Task details - Copy out each line of the material below with no changes.

Excerpted data -
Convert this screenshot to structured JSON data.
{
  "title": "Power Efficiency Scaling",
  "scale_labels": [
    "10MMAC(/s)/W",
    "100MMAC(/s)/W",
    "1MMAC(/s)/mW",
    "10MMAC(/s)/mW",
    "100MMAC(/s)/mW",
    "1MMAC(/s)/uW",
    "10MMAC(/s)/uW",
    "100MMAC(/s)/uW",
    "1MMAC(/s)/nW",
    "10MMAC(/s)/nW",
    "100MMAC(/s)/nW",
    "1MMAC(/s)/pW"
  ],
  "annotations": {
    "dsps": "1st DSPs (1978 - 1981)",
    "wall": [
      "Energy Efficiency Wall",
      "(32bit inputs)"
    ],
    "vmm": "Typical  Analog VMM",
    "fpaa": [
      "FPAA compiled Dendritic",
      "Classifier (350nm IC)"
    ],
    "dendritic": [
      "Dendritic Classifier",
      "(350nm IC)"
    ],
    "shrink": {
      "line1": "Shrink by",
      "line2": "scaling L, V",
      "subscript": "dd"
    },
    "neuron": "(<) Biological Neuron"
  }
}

Full answer -
Convert this screenshot to structured JSON data.
{
  "title": "Power Efficiency Scaling",
  "scale_labels": [
    "10MMAC(/s)/W",
    "100MMAC(/s)/W",
    "1MMAC(/s)/mW",
    "10MMAC(/s)/mW",
    "100MMAC(/s)/mW",
    "1MMAC(/s)/uW",
    "10MMAC(/s)/uW",
    "100MMAC(/s)/uW",
    "1MMAC(/s)/nW",
    "10MMAC(/s)/nW",
    "100MMAC(/s)/nW",
    "1MMAC(/s)/pW"
  ],
  "annotations": {
    "dsps": "1st DSPs (1978 - 1981)",
    "wall": [
      "Energy Efficiency Wall",
      "(32bit inputs)"
    ],
    "vmm": "Typical  Analog VMM",
    "fpaa": [
      "FPAA compiled Dendritic",
      "Classifier (350nm IC)"
    ],
    "dendritic": [
      "Dendritic Classifier",
      "(350nm IC)"
    ],
    "shrink": {
      "line1": "Shrink by",
      "line2": "scaling L, V",
      "subscript": "dd"
    },
    "neuron": "(<) Biological Neuron"
  }
}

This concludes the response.